### Отрывок для чтения
▽

Но вождю (или Спасителю) нельзя получать четыре года и выходить по УДО. Поэтому в романе арестованных сперва допрашивают прямо на месте, а потом двух из них — вождя и самого ближнего апостола выдают Казахстанской службе госбезопасности. «Сгинули, зловеще пропали без вести, без сомнения, мертвы давным-давно Вождь и Андрюха Серебренников, а то бы мы уже получили свидетельства, что их видели в казахских или русских лагерях, но таких свидетельств у нас нет. Таким образом, для этих пятерых не распускаются каждую весну цветы и деревья.
Множество гипотез о смерти Вождя и Серебренникова с тех пор возникали. Самая распространённая — что их передали казахам из рук в руки где-то в отдалённом углу Горного Алтая, в месиве камней и растений. Как только отъехал русский автобус спецназа, казахи застрелили Вождя и его зама, и трупы столкнули в пропасть. Там трупы сделали неузнаваемыми стервятники, лисы, медведи, волки, дожди и снега»[327].
В-третьих, это хорошее упражнение в альтернативной истории.

△

### Набор заданий
**1)** Кого, согласно отрывку, выдают Казахстанской службе госбезопасности?
**2)** Перепишите, пожалуйста, часть отрывка, которая открывается словами «Но вождю (или» и завершается словами «цветы и деревья.», заменив «лагерях» на «тюрьмах».
Приведённые далее материалы с отрывком никак не связаны.

### Сохранённые данные
▽

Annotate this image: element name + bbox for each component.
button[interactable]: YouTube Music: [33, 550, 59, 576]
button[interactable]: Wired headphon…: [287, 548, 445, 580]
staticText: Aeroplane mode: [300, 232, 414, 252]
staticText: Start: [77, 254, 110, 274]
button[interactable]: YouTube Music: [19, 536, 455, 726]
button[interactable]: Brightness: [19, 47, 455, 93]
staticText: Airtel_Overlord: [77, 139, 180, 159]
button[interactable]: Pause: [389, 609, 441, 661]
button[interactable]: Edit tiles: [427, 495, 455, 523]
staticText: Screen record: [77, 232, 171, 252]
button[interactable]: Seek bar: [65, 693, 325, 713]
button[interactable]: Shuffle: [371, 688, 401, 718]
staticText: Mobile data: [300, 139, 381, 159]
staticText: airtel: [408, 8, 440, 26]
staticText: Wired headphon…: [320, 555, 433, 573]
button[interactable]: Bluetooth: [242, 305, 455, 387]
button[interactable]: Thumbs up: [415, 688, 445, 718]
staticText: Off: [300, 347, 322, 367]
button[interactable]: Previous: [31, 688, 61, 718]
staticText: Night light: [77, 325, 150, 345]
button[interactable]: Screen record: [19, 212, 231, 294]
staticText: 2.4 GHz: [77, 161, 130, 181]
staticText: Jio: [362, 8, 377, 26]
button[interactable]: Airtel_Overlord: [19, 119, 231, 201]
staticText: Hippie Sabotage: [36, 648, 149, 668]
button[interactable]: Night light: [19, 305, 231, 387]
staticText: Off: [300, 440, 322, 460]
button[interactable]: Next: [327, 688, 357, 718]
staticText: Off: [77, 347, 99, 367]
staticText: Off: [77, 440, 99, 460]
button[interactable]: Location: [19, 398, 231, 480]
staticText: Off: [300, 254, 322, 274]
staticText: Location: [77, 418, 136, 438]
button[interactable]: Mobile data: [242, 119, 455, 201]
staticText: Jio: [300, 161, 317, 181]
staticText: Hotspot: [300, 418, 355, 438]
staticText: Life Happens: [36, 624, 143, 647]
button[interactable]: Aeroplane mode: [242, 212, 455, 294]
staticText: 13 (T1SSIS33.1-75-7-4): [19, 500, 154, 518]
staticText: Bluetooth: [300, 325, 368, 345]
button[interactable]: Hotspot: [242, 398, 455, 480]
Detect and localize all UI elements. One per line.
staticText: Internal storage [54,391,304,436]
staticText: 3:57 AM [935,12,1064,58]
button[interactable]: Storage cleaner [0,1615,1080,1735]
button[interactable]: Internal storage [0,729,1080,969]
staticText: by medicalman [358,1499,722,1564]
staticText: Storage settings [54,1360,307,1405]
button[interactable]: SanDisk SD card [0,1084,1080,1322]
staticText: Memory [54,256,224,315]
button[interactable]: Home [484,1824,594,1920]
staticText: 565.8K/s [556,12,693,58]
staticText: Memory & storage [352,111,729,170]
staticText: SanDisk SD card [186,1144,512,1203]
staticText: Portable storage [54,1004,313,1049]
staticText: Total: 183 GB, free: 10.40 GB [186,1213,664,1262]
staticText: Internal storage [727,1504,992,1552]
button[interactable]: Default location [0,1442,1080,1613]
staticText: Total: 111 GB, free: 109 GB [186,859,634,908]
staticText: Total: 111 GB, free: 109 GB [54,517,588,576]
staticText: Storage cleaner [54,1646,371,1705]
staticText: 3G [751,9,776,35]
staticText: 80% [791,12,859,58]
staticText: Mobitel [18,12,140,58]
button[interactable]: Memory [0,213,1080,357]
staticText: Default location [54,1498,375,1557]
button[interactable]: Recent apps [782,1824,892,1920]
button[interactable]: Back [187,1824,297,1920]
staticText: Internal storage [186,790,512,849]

△

### Ответы по порядку
**1)** Вождя и самого ближнего апостола.

**2)**
Но вождю (или Спасителю) нельзя получать четыре года и выходить по УДО. Поэтому в романе арестованных сперва допрашивают прямо на месте, а потом двух из них — вождя и самого ближнего апостола выдают Казахстанской службе госбезопасности. «Сгинули, зловеще пропали без вести, без сомнения, мертвы давным-давно Вождь и Андрюха Серебренников, а то бы мы уже получили свидетельства, что их видели в казахских или русских тюрьмах, но таких свидетельств у нас нет. Таким образом, для этих пятерых не распускаются каждую весну цветы и деревья.